[begin RECORDS TO PROCESS]

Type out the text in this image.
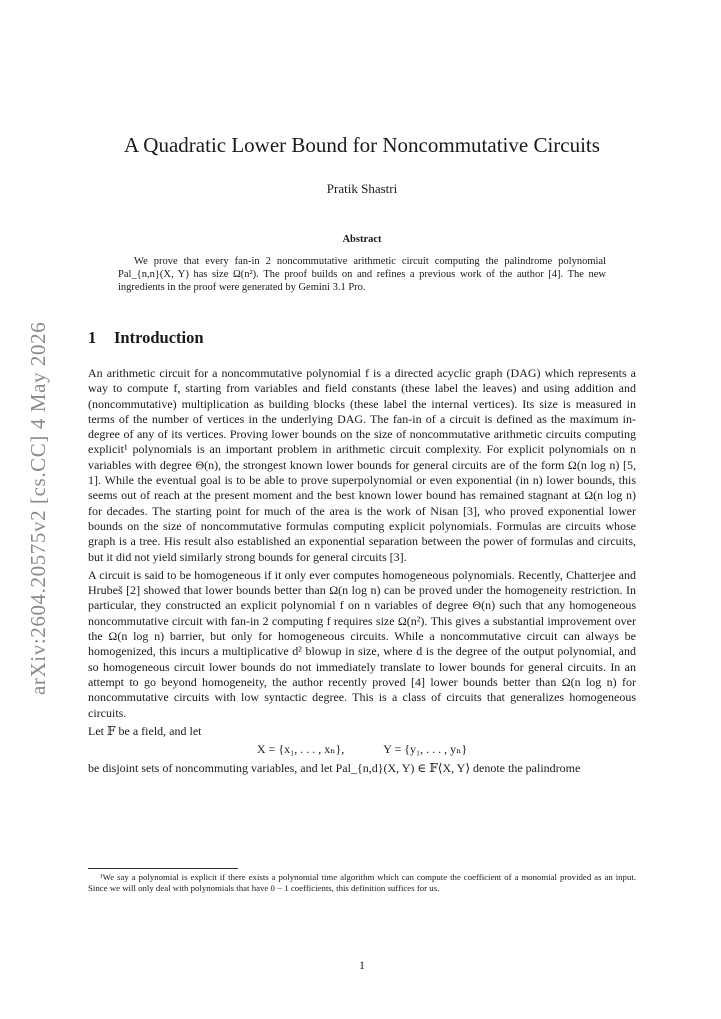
arXiv:2604.20575v2 [cs.CC] 4 May 2026
A Quadratic Lower Bound for Noncommutative Circuits
Pratik Shastri
Abstract
We prove that every fan-in 2 noncommutative arithmetic circuit computing the palindrome polynomial Pal_{n,n}(X, Y) has size Ω(n²). The proof builds on and refines a previous work of the author [4]. The new ingredients in the proof were generated by Gemini 3.1 Pro.
1 Introduction

An arithmetic circuit for a noncommutative polynomial f is a directed acyclic graph (DAG) which represents a way to compute f, starting from variables and field constants (these label the leaves) and using addition and (noncommutative) multiplication as building blocks (these label the internal vertices). Its size is measured in terms of the number of vertices in the underlying DAG. The fan-in of a circuit is defined as the maximum in-degree of any of its vertices. Proving lower bounds on the size of noncommutative arithmetic circuits computing explicit¹ polynomials is an important problem in arithmetic circuit complexity. For explicit polynomials on n variables with degree Θ(n), the strongest known lower bounds for general circuits are of the form Ω(n log n) [5, 1]. While the eventual goal is to be able to prove superpolynomial or even exponential (in n) lower bounds, this seems out of reach at the present moment and the best known lower bound has remained stagnant at Ω(n log n) for decades. The starting point for much of the area is the work of Nisan [3], who proved exponential lower bounds on the size of noncommutative formulas computing explicit polynomials. Formulas are circuits whose graph is a tree. His result also established an exponential separation between the power of formulas and circuits, but it did not yield similarly strong bounds for general circuits [3].

A circuit is said to be homogeneous if it only ever computes homogeneous polynomials. Recently, Chatterjee and Hrubeš [2] showed that lower bounds better than Ω(n log n) can be proved under the homogeneity restriction. In particular, they constructed an explicit polynomial f on n variables of degree Θ(n) such that any homogeneous noncommutative circuit with fan-in 2 computing f requires size Ω(n²). This gives a substantial improvement over the Ω(n log n) barrier, but only for homogeneous circuits. While a noncommutative circuit can always be homogenized, this incurs a multiplicative d² blowup in size, where d is the degree of the output polynomial, and so homogeneous circuit lower bounds do not immediately translate to lower bounds for general circuits. In an attempt to go beyond homogeneity, the author recently proved [4] lower bounds better than Ω(n log n) for noncommutative circuits with low syntactic degree. This is a class of circuits that generalizes homogeneous circuits.

Let 𝔽 be a field, and let

X = {x₁, . . . , xₙ},	Y = {y₁, . . . , yₙ}

be disjoint sets of noncommuting variables, and let Pal_{n,d}(X, Y) ∈ 𝔽⟨X, Y⟩ denote the palindrome

¹We say a polynomial is explicit if there exists a polynomial time algorithm which can compute the coefficient of a monomial provided as an input. Since we will only deal with polynomials that have 0 − 1 coefficients, this definition suffices for us.
1
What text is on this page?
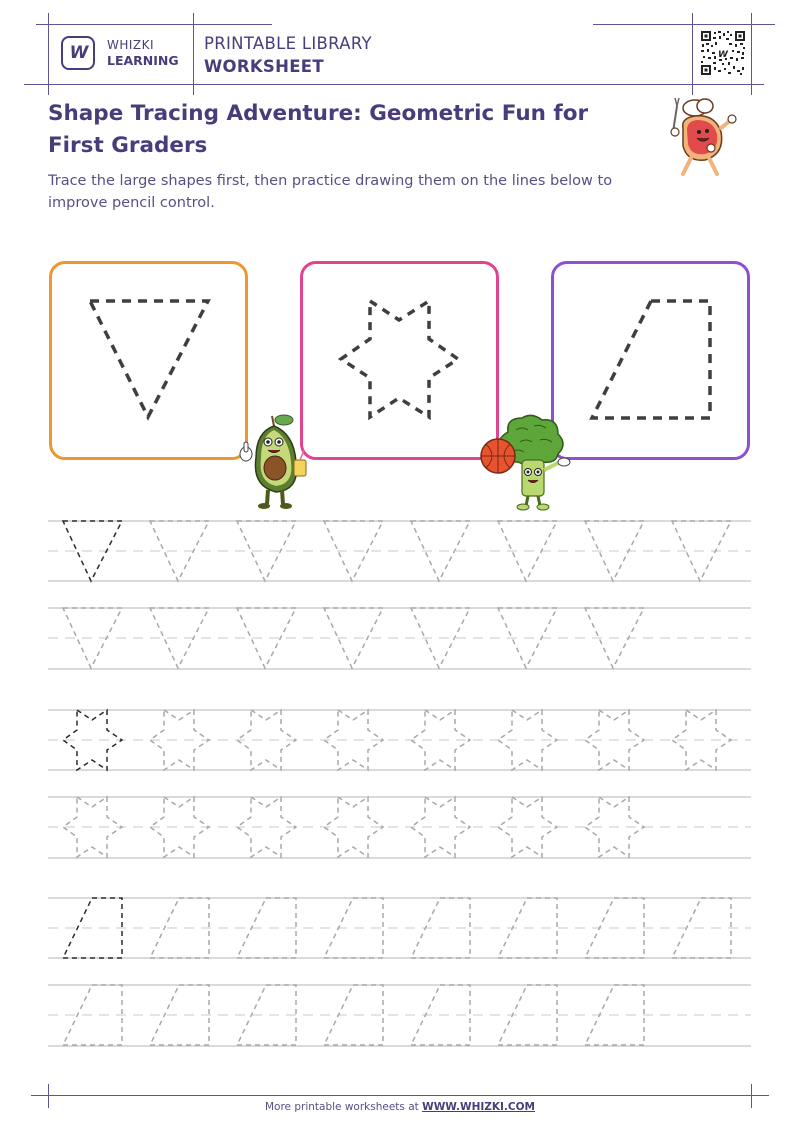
W WHIZKI
LEARNING
PRINTABLE LIBRARY
WORKSHEET
W
Shape Tracing Adventure: Geometric Fun for First Graders
Trace the large shapes first, then practice drawing them on the lines below to improve pencil control.
More printable worksheets at WWW.WHIZKI.COM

[end RECORDS TO PROCESS]

GIVEN REQUEST =
Print again, word for word, every line from the line with "What text is on this page?" to the final line of the records, inclusive; skip the pictures.

ANSWER TO THIS PROBLEM =
What text is on this page?
W WHIZKI
LEARNING
PRINTABLE LIBRARY
WORKSHEET
W
Shape Tracing Adventure: Geometric Fun for First Graders
Trace the large shapes first, then practice drawing them on the lines below to improve pencil control.
More printable worksheets at WWW.WHIZKI.COM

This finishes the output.